- _Stated exercise_: Write out the whole listing again, exactly as given.
==== Records to use ====
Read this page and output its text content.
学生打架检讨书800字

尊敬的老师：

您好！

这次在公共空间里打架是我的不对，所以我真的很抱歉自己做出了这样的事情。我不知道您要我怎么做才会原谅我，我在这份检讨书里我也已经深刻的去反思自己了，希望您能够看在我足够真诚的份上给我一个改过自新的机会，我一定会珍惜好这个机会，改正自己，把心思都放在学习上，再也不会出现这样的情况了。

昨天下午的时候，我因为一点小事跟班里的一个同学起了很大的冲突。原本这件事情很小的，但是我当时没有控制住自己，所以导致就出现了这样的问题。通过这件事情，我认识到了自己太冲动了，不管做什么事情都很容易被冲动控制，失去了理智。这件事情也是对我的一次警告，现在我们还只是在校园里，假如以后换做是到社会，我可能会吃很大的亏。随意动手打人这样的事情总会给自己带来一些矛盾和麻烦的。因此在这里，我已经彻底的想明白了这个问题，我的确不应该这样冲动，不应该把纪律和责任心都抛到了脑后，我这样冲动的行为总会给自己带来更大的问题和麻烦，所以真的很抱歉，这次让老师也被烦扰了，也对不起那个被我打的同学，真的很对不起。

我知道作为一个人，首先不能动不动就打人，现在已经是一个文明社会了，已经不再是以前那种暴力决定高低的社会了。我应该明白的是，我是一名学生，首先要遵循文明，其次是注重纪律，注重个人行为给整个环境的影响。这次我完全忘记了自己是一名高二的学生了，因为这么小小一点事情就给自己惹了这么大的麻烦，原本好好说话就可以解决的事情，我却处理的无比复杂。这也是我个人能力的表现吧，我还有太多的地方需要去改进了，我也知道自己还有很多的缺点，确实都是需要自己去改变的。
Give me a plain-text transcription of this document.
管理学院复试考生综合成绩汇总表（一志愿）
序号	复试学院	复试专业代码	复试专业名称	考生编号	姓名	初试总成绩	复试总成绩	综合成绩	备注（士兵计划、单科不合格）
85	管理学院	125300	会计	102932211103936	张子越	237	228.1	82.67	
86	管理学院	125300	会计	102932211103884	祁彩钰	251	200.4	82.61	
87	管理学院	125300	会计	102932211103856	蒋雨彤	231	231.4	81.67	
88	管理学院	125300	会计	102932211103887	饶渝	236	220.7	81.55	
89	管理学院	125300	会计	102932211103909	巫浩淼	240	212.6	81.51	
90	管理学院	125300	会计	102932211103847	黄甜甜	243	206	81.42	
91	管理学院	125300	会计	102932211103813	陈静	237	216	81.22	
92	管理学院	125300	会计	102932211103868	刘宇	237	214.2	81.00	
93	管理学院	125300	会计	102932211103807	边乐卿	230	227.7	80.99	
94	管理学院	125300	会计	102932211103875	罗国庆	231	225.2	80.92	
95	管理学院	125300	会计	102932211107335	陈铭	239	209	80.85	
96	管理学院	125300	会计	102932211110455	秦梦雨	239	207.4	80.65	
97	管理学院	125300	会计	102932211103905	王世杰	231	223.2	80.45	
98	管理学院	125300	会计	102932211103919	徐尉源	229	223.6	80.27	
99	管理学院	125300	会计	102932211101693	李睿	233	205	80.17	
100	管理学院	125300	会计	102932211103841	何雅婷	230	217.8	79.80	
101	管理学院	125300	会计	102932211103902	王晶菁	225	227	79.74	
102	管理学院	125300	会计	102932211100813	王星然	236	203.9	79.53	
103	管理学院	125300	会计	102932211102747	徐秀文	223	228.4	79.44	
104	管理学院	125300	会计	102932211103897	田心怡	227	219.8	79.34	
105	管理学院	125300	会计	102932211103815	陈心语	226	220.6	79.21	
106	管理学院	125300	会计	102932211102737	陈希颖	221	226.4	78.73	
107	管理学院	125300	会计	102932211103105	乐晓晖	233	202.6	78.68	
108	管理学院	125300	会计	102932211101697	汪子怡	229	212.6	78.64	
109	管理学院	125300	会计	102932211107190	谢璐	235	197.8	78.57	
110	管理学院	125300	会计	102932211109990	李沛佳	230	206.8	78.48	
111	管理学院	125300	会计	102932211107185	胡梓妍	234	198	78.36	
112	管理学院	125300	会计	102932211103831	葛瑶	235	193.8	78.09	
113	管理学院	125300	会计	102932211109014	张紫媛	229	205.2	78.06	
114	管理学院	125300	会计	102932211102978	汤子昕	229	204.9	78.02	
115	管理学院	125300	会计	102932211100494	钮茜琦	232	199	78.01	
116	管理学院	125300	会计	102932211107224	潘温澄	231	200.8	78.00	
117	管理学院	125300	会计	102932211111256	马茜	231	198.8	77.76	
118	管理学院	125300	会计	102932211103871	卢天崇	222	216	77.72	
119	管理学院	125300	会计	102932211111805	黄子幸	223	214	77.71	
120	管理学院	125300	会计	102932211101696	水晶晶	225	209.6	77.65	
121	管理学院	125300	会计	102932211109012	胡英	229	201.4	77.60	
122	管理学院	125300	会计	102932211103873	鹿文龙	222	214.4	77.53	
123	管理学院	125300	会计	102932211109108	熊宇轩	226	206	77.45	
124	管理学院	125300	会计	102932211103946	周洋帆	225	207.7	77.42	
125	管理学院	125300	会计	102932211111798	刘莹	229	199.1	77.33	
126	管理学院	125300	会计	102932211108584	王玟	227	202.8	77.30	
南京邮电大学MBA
====
- _Exercise result_:
Read this page and output its text content.
学生打架检讨书800字

尊敬的老师：

您好！

这次在公共空间里打架是我的不对，所以我真的很抱歉自己做出了这样的事情。我不知道您要我怎么做才会原谅我，我在这份检讨书里我也已经深刻的去反思自己了，希望您能够看在我足够真诚的份上给我一个改过自新的机会，我一定会珍惜好这个机会，改正自己，把心思都放在学习上，再也不会出现这样的情况了。

昨天下午的时候，我因为一点小事跟班里的一个同学起了很大的冲突。原本这件事情很小的，但是我当时没有控制住自己，所以导致就出现了这样的问题。通过这件事情，我认识到了自己太冲动了，不管做什么事情都很容易被冲动控制，失去了理智。这件事情也是对我的一次警告，现在我们还只是在校园里，假如以后换做是到社会，我可能会吃很大的亏。随意动手打人这样的事情总会给自己带来一些矛盾和麻烦的。因此在这里，我已经彻底的想明白了这个问题，我的确不应该这样冲动，不应该把纪律和责任心都抛到了脑后，我这样冲动的行为总会给自己带来更大的问题和麻烦，所以真的很抱歉，这次让老师也被烦扰了，也对不起那个被我打的同学，真的很对不起。

我知道作为一个人，首先不能动不动就打人，现在已经是一个文明社会了，已经不再是以前那种暴力决定高低的社会了。我应该明白的是，我是一名学生，首先要遵循文明，其次是注重纪律，注重个人行为给整个环境的影响。这次我完全忘记了自己是一名高二的学生了，因为这么小小一点事情就给自己惹了这么大的麻烦，原本好好说话就可以解决的事情，我却处理的无比复杂。这也是我个人能力的表现吧，我还有太多的地方需要去改进了，我也知道自己还有很多的缺点，确实都是需要自己去改变的。
Give me a plain-text transcription of this document.
管理学院复试考生综合成绩汇总表（一志愿）
序号	复试学院	复试专业代码	复试专业名称	考生编号	姓名	初试总成绩	复试总成绩	综合成绩	备注（士兵计划、单科不合格）
85	管理学院	125300	会计	102932211103936	张子越	237	228.1	82.67	
86	管理学院	125300	会计	102932211103884	祁彩钰	251	200.4	82.61	
87	管理学院	125300	会计	102932211103856	蒋雨彤	231	231.4	81.67	
88	管理学院	125300	会计	102932211103887	饶渝	236	220.7	81.55	
89	管理学院	125300	会计	102932211103909	巫浩淼	240	212.6	81.51	
90	管理学院	125300	会计	102932211103847	黄甜甜	243	206	81.42	
91	管理学院	125300	会计	102932211103813	陈静	237	216	81.22	
92	管理学院	125300	会计	102932211103868	刘宇	237	214.2	81.00	
93	管理学院	125300	会计	102932211103807	边乐卿	230	227.7	80.99	
94	管理学院	125300	会计	102932211103875	罗国庆	231	225.2	80.92	
95	管理学院	125300	会计	102932211107335	陈铭	239	209	80.85	
96	管理学院	125300	会计	102932211110455	秦梦雨	239	207.4	80.65	
97	管理学院	125300	会计	102932211103905	王世杰	231	223.2	80.45	
98	管理学院	125300	会计	102932211103919	徐尉源	229	223.6	80.27	
99	管理学院	125300	会计	102932211101693	李睿	233	205	80.17	
100	管理学院	125300	会计	102932211103841	何雅婷	230	217.8	79.80	
101	管理学院	125300	会计	102932211103902	王晶菁	225	227	79.74	
102	管理学院	125300	会计	102932211100813	王星然	236	203.9	79.53	
103	管理学院	125300	会计	102932211102747	徐秀文	223	228.4	79.44	
104	管理学院	125300	会计	102932211103897	田心怡	227	219.8	79.34	
105	管理学院	125300	会计	102932211103815	陈心语	226	220.6	79.21	
106	管理学院	125300	会计	102932211102737	陈希颖	221	226.4	78.73	
107	管理学院	125300	会计	102932211103105	乐晓晖	233	202.6	78.68	
108	管理学院	125300	会计	102932211101697	汪子怡	229	212.6	78.64	
109	管理学院	125300	会计	102932211107190	谢璐	235	197.8	78.57	
110	管理学院	125300	会计	102932211109990	李沛佳	230	206.8	78.48	
111	管理学院	125300	会计	102932211107185	胡梓妍	234	198	78.36	
112	管理学院	125300	会计	102932211103831	葛瑶	235	193.8	78.09	
113	管理学院	125300	会计	102932211109014	张紫媛	229	205.2	78.06	
114	管理学院	125300	会计	102932211102978	汤子昕	229	204.9	78.02	
115	管理学院	125300	会计	102932211100494	钮茜琦	232	199	78.01	
116	管理学院	125300	会计	102932211107224	潘温澄	231	200.8	78.00	
117	管理学院	125300	会计	102932211111256	马茜	231	198.8	77.76	
118	管理学院	125300	会计	102932211103871	卢天崇	222	216	77.72	
119	管理学院	125300	会计	102932211111805	黄子幸	223	214	77.71	
120	管理学院	125300	会计	102932211101696	水晶晶	225	209.6	77.65	
121	管理学院	125300	会计	102932211109012	胡英	229	201.4	77.60	
122	管理学院	125300	会计	102932211103873	鹿文龙	222	214.4	77.53	
123	管理学院	125300	会计	102932211109108	熊宇轩	226	206	77.45	
124	管理学院	125300	会计	102932211103946	周洋帆	225	207.7	77.42	
125	管理学院	125300	会计	102932211111798	刘莹	229	199.1	77.33	
126	管理学院	125300	会计	102932211108584	王玟	227	202.8	77.30	
南京邮电大学MBA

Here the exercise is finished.